[Start DATASET EXCERPTS]

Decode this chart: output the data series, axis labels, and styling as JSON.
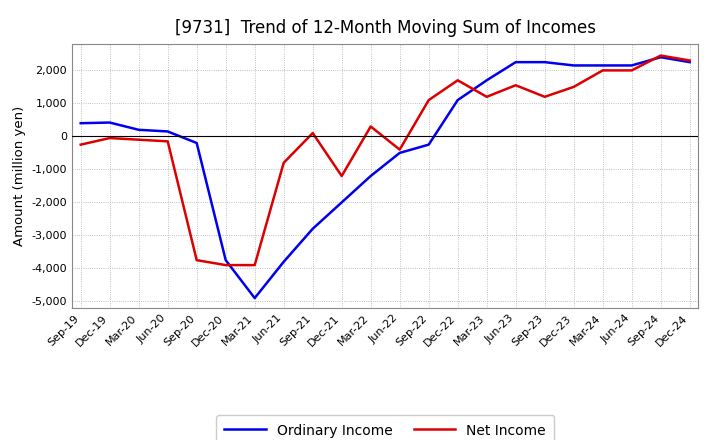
{
  "title": "[9731]  Trend of 12-Month Moving Sum of Incomes",
  "ylabel": "Amount (million yen)",
  "background_color": "#ffffff",
  "grid_color": "#999999",
  "x_labels": [
    "Sep-19",
    "Dec-19",
    "Mar-20",
    "Jun-20",
    "Sep-20",
    "Dec-20",
    "Mar-21",
    "Jun-21",
    "Sep-21",
    "Dec-21",
    "Mar-22",
    "Jun-22",
    "Sep-22",
    "Dec-22",
    "Mar-23",
    "Jun-23",
    "Sep-23",
    "Dec-23",
    "Mar-24",
    "Jun-24",
    "Sep-24",
    "Dec-24"
  ],
  "ordinary_income": [
    400,
    420,
    200,
    150,
    -200,
    -3750,
    -4900,
    -3800,
    -2800,
    -2000,
    -1200,
    -500,
    -250,
    1100,
    1700,
    2250,
    2250,
    2150,
    2150,
    2150,
    2400,
    2250
  ],
  "net_income": [
    -250,
    -50,
    -100,
    -150,
    -3750,
    -3900,
    -3900,
    -800,
    100,
    -1200,
    300,
    -400,
    1100,
    1700,
    1200,
    1550,
    1200,
    1500,
    2000,
    2000,
    2450,
    2300
  ],
  "ordinary_color": "#0000ee",
  "net_color": "#dd0000",
  "ylim": [
    -5200,
    2800
  ],
  "yticks": [
    -5000,
    -4000,
    -3000,
    -2000,
    -1000,
    0,
    1000,
    2000
  ],
  "line_width": 1.8,
  "title_fontsize": 12,
  "legend_fontsize": 10,
  "tick_fontsize": 8
}
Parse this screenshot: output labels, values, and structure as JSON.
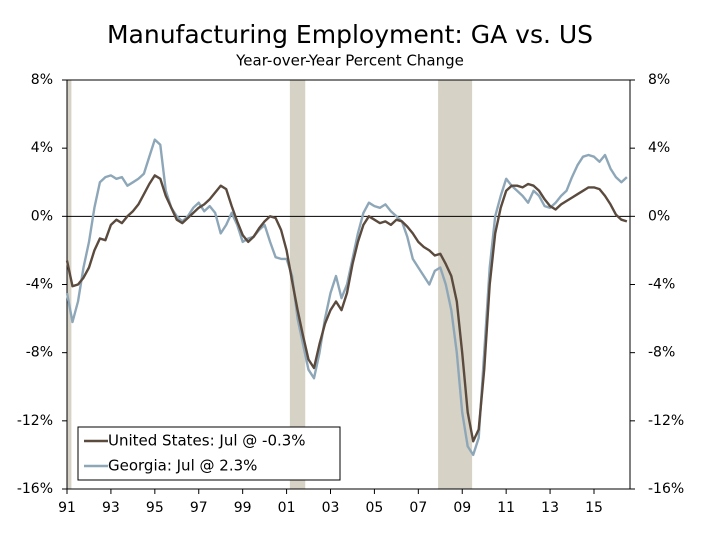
{
  "chart_data": {
    "type": "line",
    "title": "Manufacturing Employment: GA vs. US",
    "subtitle": "Year-over-Year Percent Change",
    "x": [
      1991,
      1991.25,
      1991.5,
      1991.75,
      1992,
      1992.25,
      1992.5,
      1992.75,
      1993,
      1993.25,
      1993.5,
      1993.75,
      1994,
      1994.25,
      1994.5,
      1994.75,
      1995,
      1995.25,
      1995.5,
      1995.75,
      1996,
      1996.25,
      1996.5,
      1996.75,
      1997,
      1997.25,
      1997.5,
      1997.75,
      1998,
      1998.25,
      1998.5,
      1998.75,
      1999,
      1999.25,
      1999.5,
      1999.75,
      2000,
      2000.25,
      2000.5,
      2000.75,
      2001,
      2001.25,
      2001.5,
      2001.75,
      2002,
      2002.25,
      2002.5,
      2002.75,
      2003,
      2003.25,
      2003.5,
      2003.75,
      2004,
      2004.25,
      2004.5,
      2004.75,
      2005,
      2005.25,
      2005.5,
      2005.75,
      2006,
      2006.25,
      2006.5,
      2006.75,
      2007,
      2007.25,
      2007.5,
      2007.75,
      2008,
      2008.25,
      2008.5,
      2008.75,
      2009,
      2009.25,
      2009.5,
      2009.75,
      2010,
      2010.25,
      2010.5,
      2010.75,
      2011,
      2011.25,
      2011.5,
      2011.75,
      2012,
      2012.25,
      2012.5,
      2012.75,
      2013,
      2013.25,
      2013.5,
      2013.75,
      2014,
      2014.25,
      2014.5,
      2014.75,
      2015,
      2015.25,
      2015.5,
      2015.75,
      2016,
      2016.25,
      2016.5
    ],
    "series": [
      {
        "name": "United States: Jul @ -0.3%",
        "color": "#5b4a3e",
        "values": [
          -2.6,
          -4.1,
          -4.0,
          -3.6,
          -3.0,
          -2.0,
          -1.3,
          -1.4,
          -0.5,
          -0.2,
          -0.4,
          0.0,
          0.3,
          0.7,
          1.3,
          1.9,
          2.4,
          2.2,
          1.2,
          0.5,
          -0.2,
          -0.4,
          -0.1,
          0.2,
          0.5,
          0.7,
          1.0,
          1.4,
          1.8,
          1.6,
          0.6,
          -0.3,
          -1.1,
          -1.5,
          -1.2,
          -0.7,
          -0.3,
          0.0,
          -0.1,
          -0.8,
          -2.0,
          -3.8,
          -5.5,
          -7.0,
          -8.4,
          -8.9,
          -7.5,
          -6.3,
          -5.5,
          -5.0,
          -5.5,
          -4.5,
          -2.8,
          -1.5,
          -0.5,
          0.0,
          -0.2,
          -0.4,
          -0.3,
          -0.5,
          -0.2,
          -0.3,
          -0.6,
          -1.0,
          -1.5,
          -1.8,
          -2.0,
          -2.3,
          -2.2,
          -2.8,
          -3.5,
          -5.0,
          -8.0,
          -11.5,
          -13.2,
          -12.5,
          -9.0,
          -4.0,
          -1.0,
          0.5,
          1.5,
          1.8,
          1.8,
          1.7,
          1.9,
          1.8,
          1.5,
          1.0,
          0.6,
          0.4,
          0.7,
          0.9,
          1.1,
          1.3,
          1.5,
          1.7,
          1.7,
          1.6,
          1.2,
          0.7,
          0.1,
          -0.2,
          -0.3
        ]
      },
      {
        "name": "Georgia: Jul @ 2.3%",
        "color": "#8ea7b8",
        "values": [
          -4.5,
          -6.2,
          -5.0,
          -3.0,
          -1.5,
          0.5,
          2.0,
          2.3,
          2.4,
          2.2,
          2.3,
          1.8,
          2.0,
          2.2,
          2.5,
          3.5,
          4.5,
          4.2,
          1.5,
          0.5,
          0.0,
          -0.3,
          0.0,
          0.5,
          0.8,
          0.3,
          0.6,
          0.2,
          -1.0,
          -0.5,
          0.2,
          -0.5,
          -1.5,
          -1.3,
          -1.2,
          -0.8,
          -0.5,
          -1.5,
          -2.4,
          -2.5,
          -2.5,
          -3.5,
          -6.0,
          -7.5,
          -9.0,
          -9.5,
          -8.0,
          -6.0,
          -4.5,
          -3.5,
          -4.8,
          -4.0,
          -2.5,
          -1.0,
          0.2,
          0.8,
          0.6,
          0.5,
          0.7,
          0.3,
          0.0,
          -0.3,
          -1.2,
          -2.5,
          -3.0,
          -3.5,
          -4.0,
          -3.2,
          -3.0,
          -4.0,
          -5.5,
          -8.0,
          -11.5,
          -13.5,
          -14.0,
          -13.0,
          -8.0,
          -3.0,
          0.0,
          1.2,
          2.2,
          1.8,
          1.5,
          1.2,
          0.8,
          1.5,
          1.2,
          0.6,
          0.5,
          0.8,
          1.2,
          1.5,
          2.3,
          3.0,
          3.5,
          3.6,
          3.5,
          3.2,
          3.6,
          2.8,
          2.3,
          2.0,
          2.3
        ]
      }
    ],
    "recessions": [
      [
        1991,
        1991.2
      ],
      [
        2001.15,
        2001.85
      ],
      [
        2007.9,
        2009.45
      ]
    ],
    "recession_color": "#d6d2c6",
    "xlim": [
      1991,
      2016.64
    ],
    "xticks": [
      {
        "value": 1991,
        "label": "91"
      },
      {
        "value": 1993,
        "label": "93"
      },
      {
        "value": 1995,
        "label": "95"
      },
      {
        "value": 1997,
        "label": "97"
      },
      {
        "value": 1999,
        "label": "99"
      },
      {
        "value": 2001,
        "label": "01"
      },
      {
        "value": 2003,
        "label": "03"
      },
      {
        "value": 2005,
        "label": "05"
      },
      {
        "value": 2007,
        "label": "07"
      },
      {
        "value": 2009,
        "label": "09"
      },
      {
        "value": 2011,
        "label": "11"
      },
      {
        "value": 2013,
        "label": "13"
      },
      {
        "value": 2015,
        "label": "15"
      }
    ],
    "ylim": [
      -16,
      8
    ],
    "yticks": [
      {
        "value": -16,
        "label": "-16%"
      },
      {
        "value": -12,
        "label": "-12%"
      },
      {
        "value": -8,
        "label": "-8%"
      },
      {
        "value": -4,
        "label": "-4%"
      },
      {
        "value": 0,
        "label": "0%"
      },
      {
        "value": 4,
        "label": "4%"
      },
      {
        "value": 8,
        "label": "8%"
      }
    ],
    "y2lim": [
      -16,
      8
    ],
    "y2ticks": [
      {
        "value": -16,
        "label": "-16%"
      },
      {
        "value": -12,
        "label": "-12%"
      },
      {
        "value": -8,
        "label": "-8%"
      },
      {
        "value": -4,
        "label": "-4%"
      },
      {
        "value": 0,
        "label": "0%"
      },
      {
        "value": 4,
        "label": "4%"
      },
      {
        "value": 8,
        "label": "8%"
      }
    ],
    "legend": "lower left"
  }
}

[End DATASET EXCERPTS]

All lines above with "this" in them should be returned.

Decode this chart: output the data series, axis labels, and styling as JSON.
Parse this screenshot: output labels, values, and structure as JSON.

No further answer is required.